Stored records:
────────
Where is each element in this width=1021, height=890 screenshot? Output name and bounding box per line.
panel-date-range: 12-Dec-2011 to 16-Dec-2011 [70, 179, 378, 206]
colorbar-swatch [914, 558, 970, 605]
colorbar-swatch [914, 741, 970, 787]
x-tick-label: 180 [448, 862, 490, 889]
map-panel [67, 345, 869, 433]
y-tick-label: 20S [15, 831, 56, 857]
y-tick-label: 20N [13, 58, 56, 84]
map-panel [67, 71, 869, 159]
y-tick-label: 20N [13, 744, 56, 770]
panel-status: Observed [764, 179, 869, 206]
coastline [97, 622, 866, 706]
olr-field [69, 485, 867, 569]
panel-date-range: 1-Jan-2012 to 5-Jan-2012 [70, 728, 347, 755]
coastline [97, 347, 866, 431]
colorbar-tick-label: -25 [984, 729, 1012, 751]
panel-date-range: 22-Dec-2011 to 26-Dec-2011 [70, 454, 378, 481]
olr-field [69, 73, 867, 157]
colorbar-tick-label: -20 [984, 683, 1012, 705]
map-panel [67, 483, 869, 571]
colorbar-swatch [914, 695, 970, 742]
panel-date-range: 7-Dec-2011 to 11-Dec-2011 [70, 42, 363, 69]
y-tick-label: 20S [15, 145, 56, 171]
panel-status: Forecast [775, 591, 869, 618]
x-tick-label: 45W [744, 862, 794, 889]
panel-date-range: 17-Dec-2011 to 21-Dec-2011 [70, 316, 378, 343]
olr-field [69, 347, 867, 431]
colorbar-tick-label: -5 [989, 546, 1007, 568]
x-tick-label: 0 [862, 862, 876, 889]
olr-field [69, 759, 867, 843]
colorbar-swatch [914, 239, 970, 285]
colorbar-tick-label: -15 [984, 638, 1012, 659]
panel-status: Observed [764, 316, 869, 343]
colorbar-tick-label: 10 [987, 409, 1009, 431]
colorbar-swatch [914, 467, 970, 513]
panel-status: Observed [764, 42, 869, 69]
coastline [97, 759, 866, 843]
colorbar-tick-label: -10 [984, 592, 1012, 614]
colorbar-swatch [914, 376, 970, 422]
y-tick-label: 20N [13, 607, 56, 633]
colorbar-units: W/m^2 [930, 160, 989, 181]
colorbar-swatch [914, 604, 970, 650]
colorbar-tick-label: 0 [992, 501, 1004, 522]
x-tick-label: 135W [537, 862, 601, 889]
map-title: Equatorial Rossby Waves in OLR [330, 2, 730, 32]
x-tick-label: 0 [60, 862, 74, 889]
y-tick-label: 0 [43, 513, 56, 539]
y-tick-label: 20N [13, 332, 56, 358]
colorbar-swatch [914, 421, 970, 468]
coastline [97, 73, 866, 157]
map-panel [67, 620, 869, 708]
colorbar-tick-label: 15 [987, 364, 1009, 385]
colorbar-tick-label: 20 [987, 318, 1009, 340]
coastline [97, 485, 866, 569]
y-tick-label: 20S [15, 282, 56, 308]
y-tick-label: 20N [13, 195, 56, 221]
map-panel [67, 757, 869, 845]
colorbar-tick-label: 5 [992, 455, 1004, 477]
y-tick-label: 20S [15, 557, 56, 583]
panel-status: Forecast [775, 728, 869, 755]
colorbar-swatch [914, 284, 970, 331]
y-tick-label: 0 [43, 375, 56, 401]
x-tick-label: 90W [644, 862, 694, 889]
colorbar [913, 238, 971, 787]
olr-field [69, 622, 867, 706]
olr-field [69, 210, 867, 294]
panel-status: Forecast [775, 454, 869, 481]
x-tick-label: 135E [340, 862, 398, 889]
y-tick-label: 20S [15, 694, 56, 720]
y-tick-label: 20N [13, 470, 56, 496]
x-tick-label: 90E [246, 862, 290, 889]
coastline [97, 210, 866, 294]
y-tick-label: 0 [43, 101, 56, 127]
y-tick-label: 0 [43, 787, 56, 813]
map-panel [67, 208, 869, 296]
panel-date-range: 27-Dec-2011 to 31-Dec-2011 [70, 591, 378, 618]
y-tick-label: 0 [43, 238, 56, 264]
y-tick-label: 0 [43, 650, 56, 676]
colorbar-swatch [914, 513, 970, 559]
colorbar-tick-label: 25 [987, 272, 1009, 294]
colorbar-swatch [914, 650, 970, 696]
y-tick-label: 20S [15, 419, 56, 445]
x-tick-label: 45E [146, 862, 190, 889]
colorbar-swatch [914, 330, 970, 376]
────────
**THE EXERCISE:** Reproduce every line of the material above verbatim, keeping the original order.

**SOLUTION TO THIS TASK:**
Where is each element in this width=1021, height=890 screenshot? Output name and bounding box per line.
panel-date-range: 12-Dec-2011 to 16-Dec-2011 [70, 179, 378, 206]
colorbar-swatch [914, 558, 970, 605]
colorbar-swatch [914, 741, 970, 787]
x-tick-label: 180 [448, 862, 490, 889]
map-panel [67, 345, 869, 433]
y-tick-label: 20S [15, 831, 56, 857]
y-tick-label: 20N [13, 58, 56, 84]
map-panel [67, 71, 869, 159]
y-tick-label: 20N [13, 744, 56, 770]
panel-status: Observed [764, 179, 869, 206]
coastline [97, 622, 866, 706]
olr-field [69, 485, 867, 569]
panel-date-range: 1-Jan-2012 to 5-Jan-2012 [70, 728, 347, 755]
coastline [97, 347, 866, 431]
colorbar-tick-label: -25 [984, 729, 1012, 751]
panel-date-range: 22-Dec-2011 to 26-Dec-2011 [70, 454, 378, 481]
olr-field [69, 73, 867, 157]
colorbar-tick-label: -20 [984, 683, 1012, 705]
map-panel [67, 483, 869, 571]
colorbar-swatch [914, 695, 970, 742]
panel-date-range: 7-Dec-2011 to 11-Dec-2011 [70, 42, 363, 69]
y-tick-label: 20S [15, 145, 56, 171]
panel-status: Forecast [775, 591, 869, 618]
x-tick-label: 45W [744, 862, 794, 889]
panel-date-range: 17-Dec-2011 to 21-Dec-2011 [70, 316, 378, 343]
olr-field [69, 347, 867, 431]
colorbar-tick-label: -5 [989, 546, 1007, 568]
x-tick-label: 0 [862, 862, 876, 889]
olr-field [69, 759, 867, 843]
colorbar-swatch [914, 239, 970, 285]
colorbar-tick-label: -15 [984, 638, 1012, 659]
panel-status: Observed [764, 316, 869, 343]
colorbar-tick-label: 10 [987, 409, 1009, 431]
colorbar-swatch [914, 467, 970, 513]
panel-status: Observed [764, 42, 869, 69]
coastline [97, 759, 866, 843]
colorbar-tick-label: -10 [984, 592, 1012, 614]
colorbar-swatch [914, 376, 970, 422]
y-tick-label: 20N [13, 607, 56, 633]
colorbar-units: W/m^2 [930, 160, 989, 181]
colorbar-swatch [914, 604, 970, 650]
colorbar-tick-label: 0 [992, 501, 1004, 522]
x-tick-label: 135W [537, 862, 601, 889]
map-title: Equatorial Rossby Waves in OLR [330, 2, 730, 32]
x-tick-label: 0 [60, 862, 74, 889]
y-tick-label: 0 [43, 513, 56, 539]
y-tick-label: 20N [13, 332, 56, 358]
colorbar-swatch [914, 421, 970, 468]
coastline [97, 73, 866, 157]
map-panel [67, 620, 869, 708]
colorbar-tick-label: 15 [987, 364, 1009, 385]
colorbar-tick-label: 20 [987, 318, 1009, 340]
coastline [97, 485, 866, 569]
y-tick-label: 20S [15, 282, 56, 308]
y-tick-label: 20N [13, 195, 56, 221]
map-panel [67, 757, 869, 845]
colorbar-tick-label: 5 [992, 455, 1004, 477]
y-tick-label: 20S [15, 557, 56, 583]
panel-status: Forecast [775, 728, 869, 755]
colorbar-swatch [914, 284, 970, 331]
y-tick-label: 0 [43, 375, 56, 401]
x-tick-label: 90W [644, 862, 694, 889]
colorbar [913, 238, 971, 787]
olr-field [69, 622, 867, 706]
olr-field [69, 210, 867, 294]
panel-status: Forecast [775, 454, 869, 481]
x-tick-label: 135E [340, 862, 398, 889]
y-tick-label: 20S [15, 694, 56, 720]
y-tick-label: 20N [13, 470, 56, 496]
x-tick-label: 90E [246, 862, 290, 889]
coastline [97, 210, 866, 294]
y-tick-label: 0 [43, 101, 56, 127]
y-tick-label: 0 [43, 787, 56, 813]
map-panel [67, 208, 869, 296]
panel-date-range: 27-Dec-2011 to 31-Dec-2011 [70, 591, 378, 618]
y-tick-label: 0 [43, 238, 56, 264]
y-tick-label: 0 [43, 650, 56, 676]
colorbar-swatch [914, 513, 970, 559]
colorbar-tick-label: 25 [987, 272, 1009, 294]
colorbar-swatch [914, 650, 970, 696]
y-tick-label: 20S [15, 419, 56, 445]
x-tick-label: 45E [146, 862, 190, 889]
colorbar-swatch [914, 330, 970, 376]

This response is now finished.